=== PROBLEM DETAILS ===
Collect each line holding the string "this".

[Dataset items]
━━━

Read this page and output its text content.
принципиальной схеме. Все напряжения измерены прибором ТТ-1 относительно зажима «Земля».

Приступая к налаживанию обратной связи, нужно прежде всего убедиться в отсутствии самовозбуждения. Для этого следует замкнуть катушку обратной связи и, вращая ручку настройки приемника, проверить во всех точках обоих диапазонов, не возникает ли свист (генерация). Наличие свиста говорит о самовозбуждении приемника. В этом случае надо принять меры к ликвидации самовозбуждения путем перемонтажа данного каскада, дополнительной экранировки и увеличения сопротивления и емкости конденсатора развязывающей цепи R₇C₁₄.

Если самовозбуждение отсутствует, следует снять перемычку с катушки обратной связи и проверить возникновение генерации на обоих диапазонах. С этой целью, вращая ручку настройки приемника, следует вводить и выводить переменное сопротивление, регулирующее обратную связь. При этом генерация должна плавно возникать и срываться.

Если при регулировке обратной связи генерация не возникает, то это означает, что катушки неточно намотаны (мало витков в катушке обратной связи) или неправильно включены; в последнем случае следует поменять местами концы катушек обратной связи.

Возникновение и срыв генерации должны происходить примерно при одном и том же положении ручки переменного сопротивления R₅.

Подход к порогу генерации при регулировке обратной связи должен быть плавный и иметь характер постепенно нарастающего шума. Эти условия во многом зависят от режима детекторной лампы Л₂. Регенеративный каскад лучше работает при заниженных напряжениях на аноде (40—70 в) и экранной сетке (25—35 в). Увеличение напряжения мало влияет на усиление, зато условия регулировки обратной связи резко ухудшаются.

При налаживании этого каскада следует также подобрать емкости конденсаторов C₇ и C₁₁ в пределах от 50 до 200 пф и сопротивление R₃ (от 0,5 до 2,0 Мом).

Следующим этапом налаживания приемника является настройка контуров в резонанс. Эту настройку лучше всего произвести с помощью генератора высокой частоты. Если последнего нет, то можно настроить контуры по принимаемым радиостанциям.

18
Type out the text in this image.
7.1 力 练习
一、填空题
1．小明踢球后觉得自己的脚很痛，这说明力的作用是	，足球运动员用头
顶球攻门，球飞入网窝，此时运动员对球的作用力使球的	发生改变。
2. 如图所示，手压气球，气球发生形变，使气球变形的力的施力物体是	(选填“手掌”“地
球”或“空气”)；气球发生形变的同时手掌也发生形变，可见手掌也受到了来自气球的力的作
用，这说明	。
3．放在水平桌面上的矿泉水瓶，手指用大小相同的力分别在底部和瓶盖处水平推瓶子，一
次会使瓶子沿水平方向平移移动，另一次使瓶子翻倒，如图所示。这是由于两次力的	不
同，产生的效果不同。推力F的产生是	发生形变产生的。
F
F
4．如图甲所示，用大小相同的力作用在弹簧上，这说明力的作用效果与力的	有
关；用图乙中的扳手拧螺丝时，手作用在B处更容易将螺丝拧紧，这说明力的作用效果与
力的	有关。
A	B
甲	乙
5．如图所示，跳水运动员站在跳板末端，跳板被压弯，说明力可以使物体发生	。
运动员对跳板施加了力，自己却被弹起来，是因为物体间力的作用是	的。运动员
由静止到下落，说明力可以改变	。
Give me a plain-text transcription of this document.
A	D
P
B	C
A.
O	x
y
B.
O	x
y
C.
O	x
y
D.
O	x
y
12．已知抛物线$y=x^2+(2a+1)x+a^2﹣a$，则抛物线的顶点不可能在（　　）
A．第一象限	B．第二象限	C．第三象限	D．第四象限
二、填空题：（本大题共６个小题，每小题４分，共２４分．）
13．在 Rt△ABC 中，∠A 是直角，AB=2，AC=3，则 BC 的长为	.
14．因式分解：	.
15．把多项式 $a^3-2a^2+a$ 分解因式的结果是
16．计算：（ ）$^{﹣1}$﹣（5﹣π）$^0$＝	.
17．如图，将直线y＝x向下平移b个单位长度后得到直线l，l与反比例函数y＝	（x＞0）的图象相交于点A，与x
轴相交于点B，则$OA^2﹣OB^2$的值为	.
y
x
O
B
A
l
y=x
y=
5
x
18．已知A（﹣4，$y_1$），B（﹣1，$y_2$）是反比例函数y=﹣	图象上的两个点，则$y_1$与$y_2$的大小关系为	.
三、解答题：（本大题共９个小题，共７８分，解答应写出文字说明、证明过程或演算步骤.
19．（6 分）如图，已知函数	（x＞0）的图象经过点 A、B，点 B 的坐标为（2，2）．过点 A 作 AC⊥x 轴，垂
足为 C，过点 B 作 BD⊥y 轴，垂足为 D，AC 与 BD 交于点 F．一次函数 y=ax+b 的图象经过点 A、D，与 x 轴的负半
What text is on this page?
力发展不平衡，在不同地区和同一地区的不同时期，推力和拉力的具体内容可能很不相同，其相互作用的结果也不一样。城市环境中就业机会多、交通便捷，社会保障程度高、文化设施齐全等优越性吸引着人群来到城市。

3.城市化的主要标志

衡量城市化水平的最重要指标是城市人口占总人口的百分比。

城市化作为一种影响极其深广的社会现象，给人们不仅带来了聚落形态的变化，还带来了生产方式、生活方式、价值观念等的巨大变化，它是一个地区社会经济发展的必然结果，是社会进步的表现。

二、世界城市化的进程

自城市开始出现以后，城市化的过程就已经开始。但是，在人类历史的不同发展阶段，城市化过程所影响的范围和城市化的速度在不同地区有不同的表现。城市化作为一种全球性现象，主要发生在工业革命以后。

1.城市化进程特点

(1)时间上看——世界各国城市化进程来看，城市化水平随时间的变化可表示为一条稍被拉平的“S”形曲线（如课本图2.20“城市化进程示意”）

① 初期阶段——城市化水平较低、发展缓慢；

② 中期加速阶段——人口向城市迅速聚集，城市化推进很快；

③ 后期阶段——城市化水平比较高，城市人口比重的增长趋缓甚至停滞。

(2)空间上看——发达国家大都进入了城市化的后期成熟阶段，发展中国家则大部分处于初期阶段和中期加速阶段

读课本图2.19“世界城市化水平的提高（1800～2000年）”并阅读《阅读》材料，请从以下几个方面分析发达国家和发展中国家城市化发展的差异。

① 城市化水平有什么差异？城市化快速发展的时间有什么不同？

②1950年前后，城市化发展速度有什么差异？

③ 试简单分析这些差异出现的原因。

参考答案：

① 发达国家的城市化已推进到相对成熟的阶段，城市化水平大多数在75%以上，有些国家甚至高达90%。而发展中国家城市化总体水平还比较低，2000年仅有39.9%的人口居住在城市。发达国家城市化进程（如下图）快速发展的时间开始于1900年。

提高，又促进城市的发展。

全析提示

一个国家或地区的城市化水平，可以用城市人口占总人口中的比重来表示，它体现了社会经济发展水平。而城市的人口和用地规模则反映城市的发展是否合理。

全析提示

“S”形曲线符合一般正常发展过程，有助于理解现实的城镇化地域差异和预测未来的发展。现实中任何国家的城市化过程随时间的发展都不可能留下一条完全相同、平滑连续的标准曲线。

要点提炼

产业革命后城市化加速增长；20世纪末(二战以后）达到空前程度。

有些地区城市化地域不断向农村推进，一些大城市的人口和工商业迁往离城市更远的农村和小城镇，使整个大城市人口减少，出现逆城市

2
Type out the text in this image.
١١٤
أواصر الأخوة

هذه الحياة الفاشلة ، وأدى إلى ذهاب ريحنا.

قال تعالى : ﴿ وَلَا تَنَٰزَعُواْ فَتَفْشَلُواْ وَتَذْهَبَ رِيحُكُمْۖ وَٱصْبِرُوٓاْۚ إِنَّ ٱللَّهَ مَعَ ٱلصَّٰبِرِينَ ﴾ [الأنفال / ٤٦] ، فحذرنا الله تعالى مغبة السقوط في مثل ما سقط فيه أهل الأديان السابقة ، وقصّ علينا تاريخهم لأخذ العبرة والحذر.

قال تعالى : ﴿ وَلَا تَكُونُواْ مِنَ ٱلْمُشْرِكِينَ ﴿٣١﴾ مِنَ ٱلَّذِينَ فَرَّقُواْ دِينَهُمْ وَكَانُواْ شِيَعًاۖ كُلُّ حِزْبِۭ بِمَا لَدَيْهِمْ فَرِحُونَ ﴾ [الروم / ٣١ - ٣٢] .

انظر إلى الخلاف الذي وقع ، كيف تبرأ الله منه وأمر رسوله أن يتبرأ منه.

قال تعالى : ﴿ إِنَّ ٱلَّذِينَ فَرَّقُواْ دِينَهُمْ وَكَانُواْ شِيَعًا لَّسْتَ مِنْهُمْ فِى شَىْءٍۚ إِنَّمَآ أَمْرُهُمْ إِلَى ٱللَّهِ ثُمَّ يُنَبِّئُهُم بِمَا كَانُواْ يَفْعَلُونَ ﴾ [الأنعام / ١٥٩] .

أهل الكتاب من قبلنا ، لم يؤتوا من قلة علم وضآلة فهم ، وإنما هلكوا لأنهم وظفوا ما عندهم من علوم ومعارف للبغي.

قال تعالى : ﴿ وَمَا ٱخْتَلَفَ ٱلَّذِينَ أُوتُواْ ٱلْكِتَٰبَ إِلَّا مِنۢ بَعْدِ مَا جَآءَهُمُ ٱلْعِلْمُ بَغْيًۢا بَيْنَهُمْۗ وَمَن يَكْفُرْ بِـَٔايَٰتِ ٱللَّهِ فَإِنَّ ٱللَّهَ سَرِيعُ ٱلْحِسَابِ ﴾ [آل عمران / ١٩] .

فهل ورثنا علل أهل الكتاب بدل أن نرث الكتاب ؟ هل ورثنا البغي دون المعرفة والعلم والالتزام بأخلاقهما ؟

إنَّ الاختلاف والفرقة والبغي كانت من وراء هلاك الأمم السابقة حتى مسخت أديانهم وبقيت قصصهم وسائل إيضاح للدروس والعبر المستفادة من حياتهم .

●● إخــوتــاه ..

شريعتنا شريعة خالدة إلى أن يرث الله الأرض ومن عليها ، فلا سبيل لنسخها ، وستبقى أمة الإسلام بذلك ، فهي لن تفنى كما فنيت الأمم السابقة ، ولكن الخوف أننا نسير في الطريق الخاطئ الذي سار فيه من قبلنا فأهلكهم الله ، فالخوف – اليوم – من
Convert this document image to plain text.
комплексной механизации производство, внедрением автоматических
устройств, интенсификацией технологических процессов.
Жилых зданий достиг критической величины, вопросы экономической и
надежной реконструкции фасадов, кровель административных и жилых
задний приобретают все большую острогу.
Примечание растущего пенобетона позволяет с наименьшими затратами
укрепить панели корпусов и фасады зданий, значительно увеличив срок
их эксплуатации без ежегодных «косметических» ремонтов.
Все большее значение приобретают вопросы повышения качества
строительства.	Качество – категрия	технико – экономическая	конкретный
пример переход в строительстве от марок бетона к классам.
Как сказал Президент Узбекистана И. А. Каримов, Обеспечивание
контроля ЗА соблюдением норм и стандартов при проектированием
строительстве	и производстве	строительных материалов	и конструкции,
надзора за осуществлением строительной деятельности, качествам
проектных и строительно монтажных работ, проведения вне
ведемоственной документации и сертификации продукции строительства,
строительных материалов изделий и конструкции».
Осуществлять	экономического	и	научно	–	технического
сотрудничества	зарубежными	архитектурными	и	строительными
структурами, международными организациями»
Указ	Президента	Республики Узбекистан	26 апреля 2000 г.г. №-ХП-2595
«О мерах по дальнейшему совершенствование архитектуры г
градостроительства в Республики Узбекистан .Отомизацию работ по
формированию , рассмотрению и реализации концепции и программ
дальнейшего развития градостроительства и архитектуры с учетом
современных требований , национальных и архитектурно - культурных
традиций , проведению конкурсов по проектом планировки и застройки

━━━

=== WORKED SOLUTION ===
Read this page and output its text content.
Type out the text in this image.
Give me a plain-text transcription of this document.
What text is on this page?
Type out the text in this image.
Convert this document image to plain text.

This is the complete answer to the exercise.